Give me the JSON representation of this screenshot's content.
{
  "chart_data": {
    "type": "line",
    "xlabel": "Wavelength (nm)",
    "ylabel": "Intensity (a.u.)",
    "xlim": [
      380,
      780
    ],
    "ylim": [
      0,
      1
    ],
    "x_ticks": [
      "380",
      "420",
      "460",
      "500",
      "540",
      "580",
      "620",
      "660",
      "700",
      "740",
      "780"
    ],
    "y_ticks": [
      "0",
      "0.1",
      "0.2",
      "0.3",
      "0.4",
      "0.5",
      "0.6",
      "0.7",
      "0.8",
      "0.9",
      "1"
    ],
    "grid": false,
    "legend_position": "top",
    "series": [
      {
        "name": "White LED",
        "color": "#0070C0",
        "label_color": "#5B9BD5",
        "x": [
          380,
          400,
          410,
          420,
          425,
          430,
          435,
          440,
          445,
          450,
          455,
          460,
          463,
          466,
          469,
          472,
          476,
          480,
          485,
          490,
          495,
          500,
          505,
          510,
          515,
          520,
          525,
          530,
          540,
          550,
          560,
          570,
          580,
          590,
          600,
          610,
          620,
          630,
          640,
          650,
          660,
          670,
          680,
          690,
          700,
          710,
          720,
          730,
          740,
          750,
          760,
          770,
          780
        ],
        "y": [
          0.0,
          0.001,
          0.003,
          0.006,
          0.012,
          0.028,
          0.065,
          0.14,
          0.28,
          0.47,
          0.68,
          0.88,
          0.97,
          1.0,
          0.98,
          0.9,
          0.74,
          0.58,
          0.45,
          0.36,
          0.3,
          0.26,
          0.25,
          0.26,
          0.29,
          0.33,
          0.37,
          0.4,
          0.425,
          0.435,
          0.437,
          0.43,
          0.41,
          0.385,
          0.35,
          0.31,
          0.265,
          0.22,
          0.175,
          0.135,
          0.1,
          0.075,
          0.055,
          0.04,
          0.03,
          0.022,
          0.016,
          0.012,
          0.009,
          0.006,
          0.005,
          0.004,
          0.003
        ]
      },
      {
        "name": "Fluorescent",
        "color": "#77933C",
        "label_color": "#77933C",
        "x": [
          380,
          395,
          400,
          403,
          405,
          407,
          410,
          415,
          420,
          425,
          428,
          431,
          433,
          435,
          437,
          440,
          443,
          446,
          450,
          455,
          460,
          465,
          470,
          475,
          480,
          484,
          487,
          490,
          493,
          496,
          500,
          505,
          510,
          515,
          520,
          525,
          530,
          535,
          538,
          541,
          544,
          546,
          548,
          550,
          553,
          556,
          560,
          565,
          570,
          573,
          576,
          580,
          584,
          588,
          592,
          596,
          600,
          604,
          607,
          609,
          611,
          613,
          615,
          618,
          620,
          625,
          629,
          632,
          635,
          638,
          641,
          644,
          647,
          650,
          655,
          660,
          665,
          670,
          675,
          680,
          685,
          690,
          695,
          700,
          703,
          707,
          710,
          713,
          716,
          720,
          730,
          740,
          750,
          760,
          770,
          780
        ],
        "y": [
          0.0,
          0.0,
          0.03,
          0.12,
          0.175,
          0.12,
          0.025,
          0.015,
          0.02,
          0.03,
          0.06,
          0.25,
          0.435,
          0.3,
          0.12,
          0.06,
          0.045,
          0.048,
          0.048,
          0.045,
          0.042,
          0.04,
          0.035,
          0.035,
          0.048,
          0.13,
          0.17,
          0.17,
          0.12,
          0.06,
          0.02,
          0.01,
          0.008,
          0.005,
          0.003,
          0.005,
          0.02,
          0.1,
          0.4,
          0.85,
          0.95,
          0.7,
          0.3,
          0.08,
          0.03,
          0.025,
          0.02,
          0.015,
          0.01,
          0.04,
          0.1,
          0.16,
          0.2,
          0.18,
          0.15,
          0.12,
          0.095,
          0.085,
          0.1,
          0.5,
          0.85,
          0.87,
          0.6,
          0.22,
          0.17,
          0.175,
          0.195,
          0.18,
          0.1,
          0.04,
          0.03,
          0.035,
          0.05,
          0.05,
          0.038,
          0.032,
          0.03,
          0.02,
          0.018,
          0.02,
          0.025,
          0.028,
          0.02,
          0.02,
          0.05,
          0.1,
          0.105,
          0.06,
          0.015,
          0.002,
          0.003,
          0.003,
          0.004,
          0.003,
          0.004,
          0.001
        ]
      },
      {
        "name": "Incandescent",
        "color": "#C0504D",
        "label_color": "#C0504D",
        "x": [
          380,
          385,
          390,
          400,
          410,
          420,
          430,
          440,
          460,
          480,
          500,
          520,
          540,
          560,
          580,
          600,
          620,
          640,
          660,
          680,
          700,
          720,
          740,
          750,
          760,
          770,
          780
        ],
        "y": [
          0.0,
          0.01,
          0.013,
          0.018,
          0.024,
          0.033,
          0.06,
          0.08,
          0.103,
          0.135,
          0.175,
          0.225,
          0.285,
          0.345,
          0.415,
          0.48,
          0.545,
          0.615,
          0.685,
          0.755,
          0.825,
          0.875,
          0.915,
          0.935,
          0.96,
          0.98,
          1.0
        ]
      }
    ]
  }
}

================

TASK GOAL
Your task is to reproduce the whole listing exactly.

TASK ANSWER
Give me the JSON representation of this screenshot's content.
{
  "chart_data": {
    "type": "line",
    "xlabel": "Wavelength (nm)",
    "ylabel": "Intensity (a.u.)",
    "xlim": [
      380,
      780
    ],
    "ylim": [
      0,
      1
    ],
    "x_ticks": [
      "380",
      "420",
      "460",
      "500",
      "540",
      "580",
      "620",
      "660",
      "700",
      "740",
      "780"
    ],
    "y_ticks": [
      "0",
      "0.1",
      "0.2",
      "0.3",
      "0.4",
      "0.5",
      "0.6",
      "0.7",
      "0.8",
      "0.9",
      "1"
    ],
    "grid": false,
    "legend_position": "top",
    "series": [
      {
        "name": "White LED",
        "color": "#0070C0",
        "label_color": "#5B9BD5",
        "x": [
          380,
          400,
          410,
          420,
          425,
          430,
          435,
          440,
          445,
          450,
          455,
          460,
          463,
          466,
          469,
          472,
          476,
          480,
          485,
          490,
          495,
          500,
          505,
          510,
          515,
          520,
          525,
          530,
          540,
          550,
          560,
          570,
          580,
          590,
          600,
          610,
          620,
          630,
          640,
          650,
          660,
          670,
          680,
          690,
          700,
          710,
          720,
          730,
          740,
          750,
          760,
          770,
          780
        ],
        "y": [
          0.0,
          0.001,
          0.003,
          0.006,
          0.012,
          0.028,
          0.065,
          0.14,
          0.28,
          0.47,
          0.68,
          0.88,
          0.97,
          1.0,
          0.98,
          0.9,
          0.74,
          0.58,
          0.45,
          0.36,
          0.3,
          0.26,
          0.25,
          0.26,
          0.29,
          0.33,
          0.37,
          0.4,
          0.425,
          0.435,
          0.437,
          0.43,
          0.41,
          0.385,
          0.35,
          0.31,
          0.265,
          0.22,
          0.175,
          0.135,
          0.1,
          0.075,
          0.055,
          0.04,
          0.03,
          0.022,
          0.016,
          0.012,
          0.009,
          0.006,
          0.005,
          0.004,
          0.003
        ]
      },
      {
        "name": "Fluorescent",
        "color": "#77933C",
        "label_color": "#77933C",
        "x": [
          380,
          395,
          400,
          403,
          405,
          407,
          410,
          415,
          420,
          425,
          428,
          431,
          433,
          435,
          437,
          440,
          443,
          446,
          450,
          455,
          460,
          465,
          470,
          475,
          480,
          484,
          487,
          490,
          493,
          496,
          500,
          505,
          510,
          515,
          520,
          525,
          530,
          535,
          538,
          541,
          544,
          546,
          548,
          550,
          553,
          556,
          560,
          565,
          570,
          573,
          576,
          580,
          584,
          588,
          592,
          596,
          600,
          604,
          607,
          609,
          611,
          613,
          615,
          618,
          620,
          625,
          629,
          632,
          635,
          638,
          641,
          644,
          647,
          650,
          655,
          660,
          665,
          670,
          675,
          680,
          685,
          690,
          695,
          700,
          703,
          707,
          710,
          713,
          716,
          720,
          730,
          740,
          750,
          760,
          770,
          780
        ],
        "y": [
          0.0,
          0.0,
          0.03,
          0.12,
          0.175,
          0.12,
          0.025,
          0.015,
          0.02,
          0.03,
          0.06,
          0.25,
          0.435,
          0.3,
          0.12,
          0.06,
          0.045,
          0.048,
          0.048,
          0.045,
          0.042,
          0.04,
          0.035,
          0.035,
          0.048,
          0.13,
          0.17,
          0.17,
          0.12,
          0.06,
          0.02,
          0.01,
          0.008,
          0.005,
          0.003,
          0.005,
          0.02,
          0.1,
          0.4,
          0.85,
          0.95,
          0.7,
          0.3,
          0.08,
          0.03,
          0.025,
          0.02,
          0.015,
          0.01,
          0.04,
          0.1,
          0.16,
          0.2,
          0.18,
          0.15,
          0.12,
          0.095,
          0.085,
          0.1,
          0.5,
          0.85,
          0.87,
          0.6,
          0.22,
          0.17,
          0.175,
          0.195,
          0.18,
          0.1,
          0.04,
          0.03,
          0.035,
          0.05,
          0.05,
          0.038,
          0.032,
          0.03,
          0.02,
          0.018,
          0.02,
          0.025,
          0.028,
          0.02,
          0.02,
          0.05,
          0.1,
          0.105,
          0.06,
          0.015,
          0.002,
          0.003,
          0.003,
          0.004,
          0.003,
          0.004,
          0.001
        ]
      },
      {
        "name": "Incandescent",
        "color": "#C0504D",
        "label_color": "#C0504D",
        "x": [
          380,
          385,
          390,
          400,
          410,
          420,
          430,
          440,
          460,
          480,
          500,
          520,
          540,
          560,
          580,
          600,
          620,
          640,
          660,
          680,
          700,
          720,
          740,
          750,
          760,
          770,
          780
        ],
        "y": [
          0.0,
          0.01,
          0.013,
          0.018,
          0.024,
          0.033,
          0.06,
          0.08,
          0.103,
          0.135,
          0.175,
          0.225,
          0.285,
          0.345,
          0.415,
          0.48,
          0.545,
          0.615,
          0.685,
          0.755,
          0.825,
          0.875,
          0.915,
          0.935,
          0.96,
          0.98,
          1.0
        ]
      }
    ]
  }
}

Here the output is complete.